§ **EXERCISE DETAILS**
Reproduce the entries below in full, word for word.

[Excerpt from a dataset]

════════

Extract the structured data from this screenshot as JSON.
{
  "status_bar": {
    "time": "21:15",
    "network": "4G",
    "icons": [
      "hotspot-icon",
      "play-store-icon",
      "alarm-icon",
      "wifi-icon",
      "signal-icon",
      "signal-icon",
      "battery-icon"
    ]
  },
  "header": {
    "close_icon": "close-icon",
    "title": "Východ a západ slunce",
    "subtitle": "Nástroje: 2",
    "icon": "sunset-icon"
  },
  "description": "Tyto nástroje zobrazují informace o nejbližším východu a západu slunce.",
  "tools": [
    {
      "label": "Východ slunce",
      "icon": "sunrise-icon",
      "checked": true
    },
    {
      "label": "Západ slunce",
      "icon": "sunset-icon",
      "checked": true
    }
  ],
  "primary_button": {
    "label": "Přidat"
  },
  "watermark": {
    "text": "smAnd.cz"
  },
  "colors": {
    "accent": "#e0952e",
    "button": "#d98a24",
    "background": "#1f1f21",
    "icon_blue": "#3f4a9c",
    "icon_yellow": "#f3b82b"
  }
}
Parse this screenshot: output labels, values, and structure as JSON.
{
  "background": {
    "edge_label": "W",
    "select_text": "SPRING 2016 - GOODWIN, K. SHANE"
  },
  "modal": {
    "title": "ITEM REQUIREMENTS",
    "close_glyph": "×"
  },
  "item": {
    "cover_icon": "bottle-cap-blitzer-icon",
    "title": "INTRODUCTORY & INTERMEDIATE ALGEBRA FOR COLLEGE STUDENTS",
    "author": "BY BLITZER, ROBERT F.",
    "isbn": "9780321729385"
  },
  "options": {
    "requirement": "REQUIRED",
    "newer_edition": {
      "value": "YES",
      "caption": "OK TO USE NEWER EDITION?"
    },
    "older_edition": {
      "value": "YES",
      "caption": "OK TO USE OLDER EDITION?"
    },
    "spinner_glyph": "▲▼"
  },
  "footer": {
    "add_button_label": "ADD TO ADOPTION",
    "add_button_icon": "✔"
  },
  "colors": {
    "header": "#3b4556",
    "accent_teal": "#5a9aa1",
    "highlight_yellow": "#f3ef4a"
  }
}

════════

§ **EXERCISE RESULT**
Extract the structured data from this screenshot as JSON.
{
  "status_bar": {
    "time": "21:15",
    "network": "4G",
    "icons": [
      "hotspot-icon",
      "play-store-icon",
      "alarm-icon",
      "wifi-icon",
      "signal-icon",
      "signal-icon",
      "battery-icon"
    ]
  },
  "header": {
    "close_icon": "close-icon",
    "title": "Východ a západ slunce",
    "subtitle": "Nástroje: 2",
    "icon": "sunset-icon"
  },
  "description": "Tyto nástroje zobrazují informace o nejbližším východu a západu slunce.",
  "tools": [
    {
      "label": "Východ slunce",
      "icon": "sunrise-icon",
      "checked": true
    },
    {
      "label": "Západ slunce",
      "icon": "sunset-icon",
      "checked": true
    }
  ],
  "primary_button": {
    "label": "Přidat"
  },
  "watermark": {
    "text": "smAnd.cz"
  },
  "colors": {
    "accent": "#e0952e",
    "button": "#d98a24",
    "background": "#1f1f21",
    "icon_blue": "#3f4a9c",
    "icon_yellow": "#f3b82b"
  }
}
Parse this screenshot: output labels, values, and structure as JSON.
{
  "background": {
    "edge_label": "W",
    "select_text": "SPRING 2016 - GOODWIN, K. SHANE"
  },
  "modal": {
    "title": "ITEM REQUIREMENTS",
    "close_glyph": "×"
  },
  "item": {
    "cover_icon": "bottle-cap-blitzer-icon",
    "title": "INTRODUCTORY & INTERMEDIATE ALGEBRA FOR COLLEGE STUDENTS",
    "author": "BY BLITZER, ROBERT F.",
    "isbn": "9780321729385"
  },
  "options": {
    "requirement": "REQUIRED",
    "newer_edition": {
      "value": "YES",
      "caption": "OK TO USE NEWER EDITION?"
    },
    "older_edition": {
      "value": "YES",
      "caption": "OK TO USE OLDER EDITION?"
    },
    "spinner_glyph": "▲▼"
  },
  "footer": {
    "add_button_label": "ADD TO ADOPTION",
    "add_button_icon": "✔"
  },
  "colors": {
    "header": "#3b4556",
    "accent_teal": "#5a9aa1",
    "highlight_yellow": "#f3ef4a"
  }
}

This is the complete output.